▶ **TEKS YANG DITAMPILKAN**:
Vaksin Covid-19 Sinovac untuk tenaga kesehatan di Puskesmas Bandung, Jawa Barat, 2 Februari 2021. TEMPO/Prima Mulia
Pemerintah Indonesia telah melaksanakan program imunisasi sejak pertengahan Januari lalu dengan menggunakan vaksin Sinovac. Sesuai dengan data pemerintah, 596.260 tenaga kesehatan telah diimunisasi dengan Sinovac. Angka itu mencapai 39 persen dari target 1,5 juta tenaga kesehatan yang akan diimunisasi pada periode Januari hingga April tahun ini.
Saat ini, pemerintah sudah memperoleh 29 juta dosis vaksin dari Sinovac. Namun sebagian besar vaksin itu berupa bahan baku setengah jadi, yang masih harus diolah oleh PT Bio Farma. Sesuai dengan rencana, pemerintah menargetkan vaksinasi bagi 181 juta penduduk dengan kebutuhan vaksin mencapai 426 juta dosis.

▶ **DAFTAR BARIS**:

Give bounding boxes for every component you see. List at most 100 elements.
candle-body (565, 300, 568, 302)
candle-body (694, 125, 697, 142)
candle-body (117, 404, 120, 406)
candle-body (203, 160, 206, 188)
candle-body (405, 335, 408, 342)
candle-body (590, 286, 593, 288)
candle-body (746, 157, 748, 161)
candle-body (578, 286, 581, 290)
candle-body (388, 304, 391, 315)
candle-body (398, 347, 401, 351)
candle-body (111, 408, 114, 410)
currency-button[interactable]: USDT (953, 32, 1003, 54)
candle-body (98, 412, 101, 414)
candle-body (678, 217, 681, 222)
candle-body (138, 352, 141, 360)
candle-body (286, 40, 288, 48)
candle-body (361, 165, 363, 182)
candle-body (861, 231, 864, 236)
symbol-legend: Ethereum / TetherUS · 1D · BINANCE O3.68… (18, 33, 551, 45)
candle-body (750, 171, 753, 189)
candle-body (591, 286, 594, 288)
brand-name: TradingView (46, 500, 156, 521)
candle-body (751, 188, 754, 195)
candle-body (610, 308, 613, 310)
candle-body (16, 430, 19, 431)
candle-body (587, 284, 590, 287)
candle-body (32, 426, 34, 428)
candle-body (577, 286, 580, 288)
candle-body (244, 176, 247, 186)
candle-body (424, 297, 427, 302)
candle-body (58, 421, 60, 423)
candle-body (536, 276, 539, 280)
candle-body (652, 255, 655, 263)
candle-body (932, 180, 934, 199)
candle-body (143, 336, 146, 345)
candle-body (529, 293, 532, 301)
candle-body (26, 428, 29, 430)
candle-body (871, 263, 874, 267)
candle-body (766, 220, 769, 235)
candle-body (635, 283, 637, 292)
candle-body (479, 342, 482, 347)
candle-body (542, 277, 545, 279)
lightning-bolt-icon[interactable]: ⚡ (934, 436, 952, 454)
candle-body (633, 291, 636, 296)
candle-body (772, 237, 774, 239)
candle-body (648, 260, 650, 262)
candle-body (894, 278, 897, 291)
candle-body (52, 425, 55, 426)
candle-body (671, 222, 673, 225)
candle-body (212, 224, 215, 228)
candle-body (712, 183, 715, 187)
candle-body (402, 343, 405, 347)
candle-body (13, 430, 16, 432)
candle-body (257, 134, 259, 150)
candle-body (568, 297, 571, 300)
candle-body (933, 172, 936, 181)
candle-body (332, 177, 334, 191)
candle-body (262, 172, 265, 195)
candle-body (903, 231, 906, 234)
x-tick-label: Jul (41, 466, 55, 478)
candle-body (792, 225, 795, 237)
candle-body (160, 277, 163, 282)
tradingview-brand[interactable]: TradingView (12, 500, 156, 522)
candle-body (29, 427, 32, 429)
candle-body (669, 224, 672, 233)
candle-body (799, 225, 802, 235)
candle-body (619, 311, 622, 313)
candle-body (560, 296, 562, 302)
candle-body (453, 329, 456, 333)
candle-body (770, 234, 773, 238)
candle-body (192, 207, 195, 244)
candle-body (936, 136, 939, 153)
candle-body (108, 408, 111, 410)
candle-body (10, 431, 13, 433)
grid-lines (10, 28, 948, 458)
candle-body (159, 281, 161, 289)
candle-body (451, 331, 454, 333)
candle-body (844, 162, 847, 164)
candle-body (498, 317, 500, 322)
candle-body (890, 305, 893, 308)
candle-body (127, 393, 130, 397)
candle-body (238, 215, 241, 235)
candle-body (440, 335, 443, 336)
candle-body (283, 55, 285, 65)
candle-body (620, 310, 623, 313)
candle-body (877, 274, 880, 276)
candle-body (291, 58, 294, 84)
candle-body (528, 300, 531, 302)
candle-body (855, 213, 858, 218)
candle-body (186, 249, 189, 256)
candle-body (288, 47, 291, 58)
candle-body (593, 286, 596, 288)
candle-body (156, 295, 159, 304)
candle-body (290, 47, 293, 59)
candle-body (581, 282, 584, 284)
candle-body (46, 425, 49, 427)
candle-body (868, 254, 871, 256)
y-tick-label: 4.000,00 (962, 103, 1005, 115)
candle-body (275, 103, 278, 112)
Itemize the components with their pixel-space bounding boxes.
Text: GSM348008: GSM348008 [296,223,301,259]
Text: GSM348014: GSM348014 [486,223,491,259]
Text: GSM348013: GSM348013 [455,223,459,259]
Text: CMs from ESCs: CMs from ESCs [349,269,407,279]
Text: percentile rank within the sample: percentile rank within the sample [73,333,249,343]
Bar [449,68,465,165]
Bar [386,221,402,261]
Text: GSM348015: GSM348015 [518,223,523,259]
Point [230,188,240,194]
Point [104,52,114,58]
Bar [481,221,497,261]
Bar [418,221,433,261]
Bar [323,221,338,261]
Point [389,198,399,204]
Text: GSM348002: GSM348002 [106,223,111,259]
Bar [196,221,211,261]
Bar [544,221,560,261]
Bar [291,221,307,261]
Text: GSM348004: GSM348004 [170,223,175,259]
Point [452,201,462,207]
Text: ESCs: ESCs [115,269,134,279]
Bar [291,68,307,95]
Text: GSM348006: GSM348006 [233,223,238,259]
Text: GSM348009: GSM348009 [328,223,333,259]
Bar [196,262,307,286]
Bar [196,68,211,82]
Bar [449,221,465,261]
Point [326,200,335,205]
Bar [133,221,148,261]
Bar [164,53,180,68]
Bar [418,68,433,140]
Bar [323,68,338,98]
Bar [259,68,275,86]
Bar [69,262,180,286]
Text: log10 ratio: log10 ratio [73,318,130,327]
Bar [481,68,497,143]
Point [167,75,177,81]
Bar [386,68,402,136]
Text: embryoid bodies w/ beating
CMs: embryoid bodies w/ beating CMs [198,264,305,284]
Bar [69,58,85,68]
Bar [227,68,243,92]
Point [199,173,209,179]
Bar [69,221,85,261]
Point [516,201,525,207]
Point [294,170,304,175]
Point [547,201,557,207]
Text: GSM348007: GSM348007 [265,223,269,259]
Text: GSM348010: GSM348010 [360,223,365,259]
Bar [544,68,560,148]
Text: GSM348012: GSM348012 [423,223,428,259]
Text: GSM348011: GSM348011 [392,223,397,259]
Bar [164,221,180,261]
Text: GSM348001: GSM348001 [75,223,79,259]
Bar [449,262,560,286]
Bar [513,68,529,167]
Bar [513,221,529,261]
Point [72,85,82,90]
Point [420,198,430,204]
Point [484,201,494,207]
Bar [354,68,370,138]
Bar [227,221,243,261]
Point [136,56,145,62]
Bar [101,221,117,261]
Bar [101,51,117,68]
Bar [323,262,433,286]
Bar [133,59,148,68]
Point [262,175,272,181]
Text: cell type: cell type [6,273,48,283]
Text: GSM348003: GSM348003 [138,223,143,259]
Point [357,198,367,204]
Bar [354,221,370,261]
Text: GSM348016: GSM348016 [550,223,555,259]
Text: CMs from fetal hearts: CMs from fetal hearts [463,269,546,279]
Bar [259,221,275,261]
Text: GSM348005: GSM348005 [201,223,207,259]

▶ **YANG HARUS DIKERJAKAN**:
1 – Apakah pernyataan (a), (b), dan (c) berikut sesuai dengan teks tentang vaksinasi Sinovac? Jawab ya atau tidak untuk masing-masing dan kutip kata-kata penentunya dari teks. (a) Program imunisasi dimulai pada pertengahan Januari dengan vaksin Sinovac. (b) Jumlah tenaga kesehatan yang sudah diimunisasi telah mencapai 60 persen dari target. (c) Seluruh 29 juta dosis dari Sinovac sudah siap digunakan tanpa diolah lagi.
2 – Teruskan teks tentang vaksinasi Sinovac mulai dari kalimat terakhirnya.
Baris-baris ini berasal dari sumber lain.

▶ **KUNCI JAWABAN**:
1 –
(a) Ya: "Pemerintah Indonesia telah melaksanakan program imunisasi sejak pertengahan Januari lalu dengan menggunakan vaksin Sinovac."
(b) Tidak: "Angka itu mencapai 39 persen dari target 1,5 juta tenaga kesehatan"
(c) Tidak: "Namun sebagian besar vaksin itu berupa bahan baku setengah jadi, yang masih harus diolah oleh PT Bio Farma."

2 –
Di samping Sinovac, pemerintah memenuhi kebutuhan vaksin itu dari Sinopharm, perusahaan farmasi asal Cina; Pfizer-BioNTech; serta Moderna, perusahaan asal Amerika Serikat. Vaksin dari berbagai perusahaan itu diperkirakan tiba pada pertengahan tahun ini.
Dilansir dari Reuters, vaksin yang dikembangkan oleh Pfizer dan BioNTech berhasil melawan varian baru virus corona yang ditemukan di Inggris dan Afrika Selatan. Studi oleh Pfizer dan ilmuwan dari University of Texas Medical Branch menunjukkan bahwa vaksin corona yang mereka kembangkan efektif menetralkan virus dengan mutasi N501Y pada protein spike virus SARS-CoV-2.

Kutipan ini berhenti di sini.